What lines of the data hold the string "Generation"? Pull each one out.
□ □ □ □ □ □ □
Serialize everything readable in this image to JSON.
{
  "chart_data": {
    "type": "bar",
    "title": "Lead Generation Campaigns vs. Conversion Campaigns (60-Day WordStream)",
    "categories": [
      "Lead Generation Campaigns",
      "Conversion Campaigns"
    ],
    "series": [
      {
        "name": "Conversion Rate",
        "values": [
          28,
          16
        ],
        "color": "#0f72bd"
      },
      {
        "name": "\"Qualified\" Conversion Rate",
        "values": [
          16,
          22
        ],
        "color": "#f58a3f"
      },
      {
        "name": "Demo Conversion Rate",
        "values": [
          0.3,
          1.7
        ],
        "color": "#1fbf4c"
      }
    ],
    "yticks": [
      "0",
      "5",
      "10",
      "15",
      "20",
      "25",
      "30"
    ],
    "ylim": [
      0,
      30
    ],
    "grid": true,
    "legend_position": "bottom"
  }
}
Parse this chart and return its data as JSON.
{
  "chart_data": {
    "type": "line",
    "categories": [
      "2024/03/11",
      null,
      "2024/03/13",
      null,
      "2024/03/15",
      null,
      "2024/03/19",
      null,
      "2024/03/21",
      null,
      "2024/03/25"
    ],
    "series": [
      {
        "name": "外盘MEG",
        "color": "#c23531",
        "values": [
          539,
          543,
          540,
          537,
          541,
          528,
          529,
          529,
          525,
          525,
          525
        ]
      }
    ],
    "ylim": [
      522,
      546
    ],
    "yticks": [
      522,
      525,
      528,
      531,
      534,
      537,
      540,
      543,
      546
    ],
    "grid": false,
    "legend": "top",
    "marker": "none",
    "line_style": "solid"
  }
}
□ □ □ □ □ □ □
Final result:
    "title": "Lead Generation Campaigns vs. Conversion Campaigns (60-Day WordStream)",
      "Lead Generation Campaigns",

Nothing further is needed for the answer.